◆ Document segment

Principle Seven: Surprise
This is put last on purpose, for surprise is the first principle of offensive combat. However, the privilege of striking the first blow is a luxury we must usually grant to our attacker, so in a sense there can be no strategic surprise in defense. But that does not mean that the defender cannot achieve tactical surprise. By doing what our assailant least expects us to do, we may throw him completely off.
As we have seen, what he usually least suspects is instant, violent counterattack, so the principle of aggressiveness is closely tied to threat of surprise. One of the most hilarious episodes in recent cinema presents a bank teller debating the spelling of a written demand passed through the wicket by the bank robber. The whole affair shifts from banditry to an argument about whether the money can be handed over in the face of so badly constructed a missive.
Pretty far-fetched, of course, but still stimulating. The unexpected is disconcerting. A disconcerted felon is momentarily less in charge of his own thoughts than the moment just before or just after. At that moment, his victim may be able to turn the tables.

◆ Provided material
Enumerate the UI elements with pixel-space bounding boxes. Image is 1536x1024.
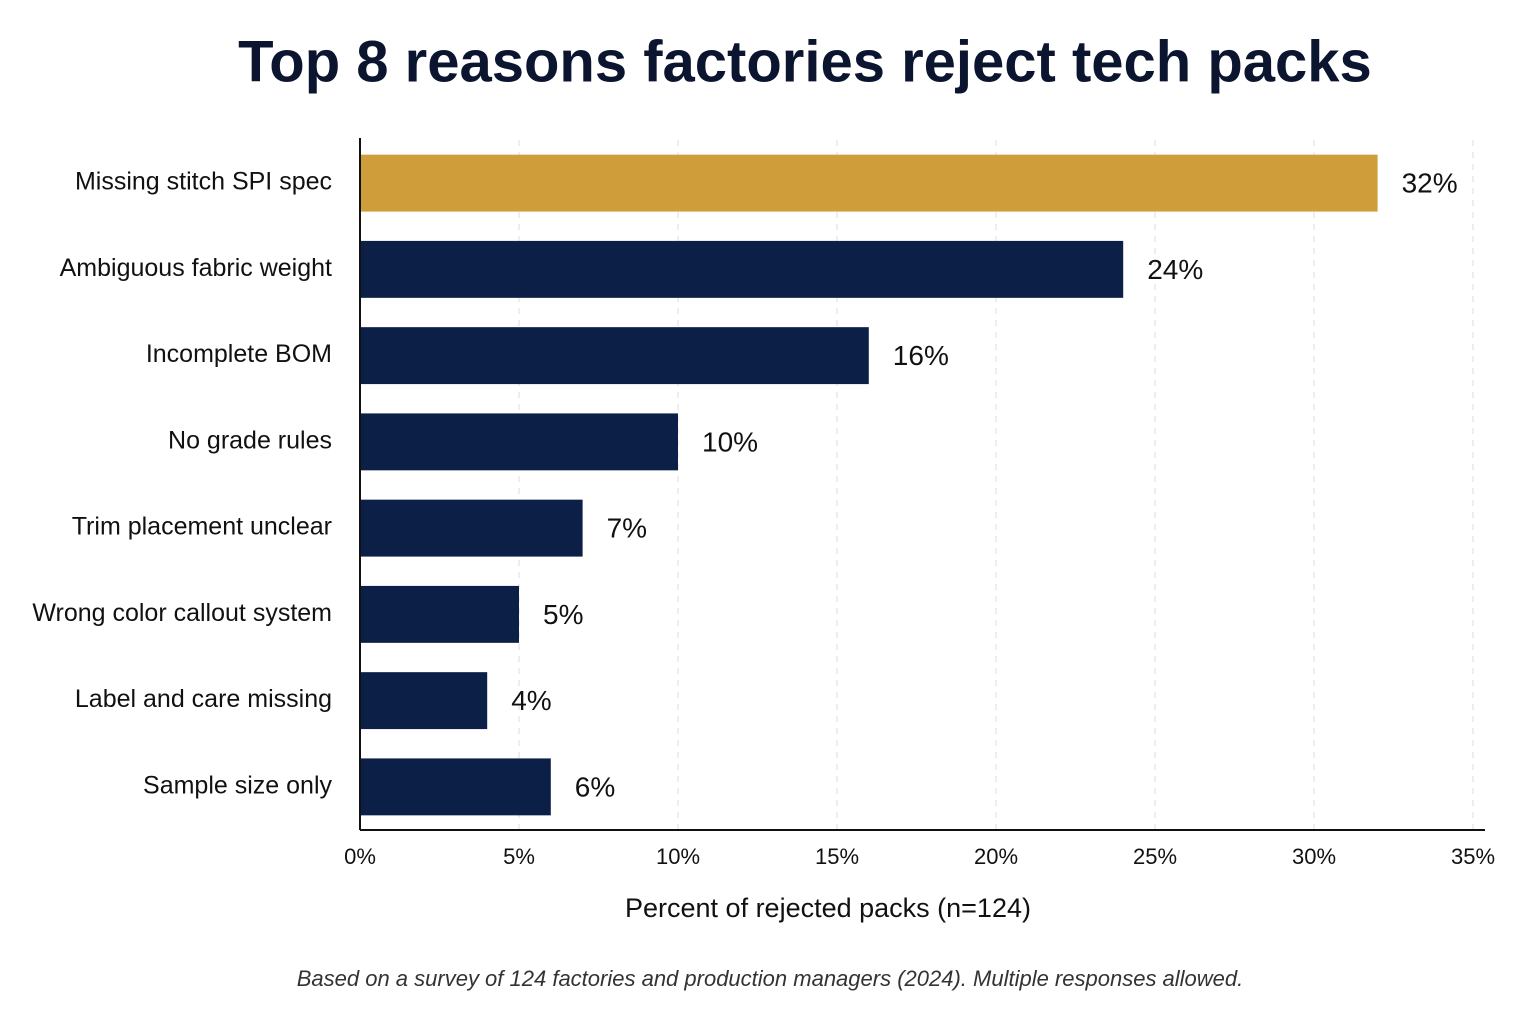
x-tick-label: 25%	[1133, 844, 1177, 869]
x-tick-label: 20%	[974, 844, 1018, 869]
bar	[360, 672, 488, 730]
bar	[360, 758, 551, 816]
category-label: Incomplete BOM	[146, 340, 332, 368]
category-label: Ambiguous fabric weight	[60, 254, 332, 282]
x-tick-label: 10%	[656, 844, 700, 869]
bar	[360, 413, 678, 471]
value-label: 32%	[1402, 168, 1458, 199]
category-label: Wrong color callout system	[32, 599, 332, 627]
bar	[360, 327, 869, 385]
bar	[360, 499, 583, 557]
x-axis-label: Percent of rejected packs (n=124)	[625, 893, 1031, 923]
value-label: 16%	[893, 340, 949, 371]
x-tick-label: 15%	[815, 844, 859, 869]
value-label: 5%	[543, 599, 583, 630]
category-label: Label and care missing	[75, 685, 332, 713]
category-label: No grade rules	[168, 426, 332, 454]
value-label: 6%	[575, 771, 615, 802]
category-label: Missing stitch SPI spec	[75, 168, 332, 196]
x-tick-label: 35%	[1451, 844, 1495, 869]
category-label: Trim placement unclear	[72, 513, 332, 541]
value-label: 4%	[511, 685, 551, 716]
bar	[360, 154, 1378, 212]
value-label: 10%	[702, 426, 758, 457]
value-label: 24%	[1147, 254, 1203, 285]
x-tick-label: 0%	[344, 844, 376, 869]
x-tick-label: 5%	[503, 844, 535, 869]
value-label: 7%	[607, 513, 647, 544]
category-label: Sample size only	[143, 771, 332, 799]
bar	[360, 585, 519, 643]
chart-title: Top 8 reasons factories reject tech pack…	[238, 29, 1372, 94]
bar	[360, 240, 1124, 298]
x-tick-label: 30%	[1292, 844, 1336, 869]
footnote: Based on a survey of 124 factories and p…	[297, 966, 1244, 991]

◆ What is expected
Quote the passage on surprise in defense between "Principle Seven: Surprise" and "constructed a missive.", inclusive, with every word unchanged.

◆ Answer to this problem
Principle Seven: Surprise
This is put last on purpose, for surprise is the first principle of offensive combat. However, the privilege of striking the first blow is a luxury we must usually grant to our attacker, so in a sense there can be no strategic surprise in defense. But that does not mean that the defender cannot achieve tactical surprise. By doing what our assailant least expects us to do, we may throw him completely off.
As we have seen, what he usually least suspects is instant, violent counterattack, so the principle of aggressiveness is closely tied to threat of surprise. One of the most hilarious episodes in recent cinema presents a bank teller debating the spelling of a written demand passed through the wicket by the bank robber. The whole affair shifts from banditry to an argument about whether the money can be handed over in the face of so badly constructed a missive.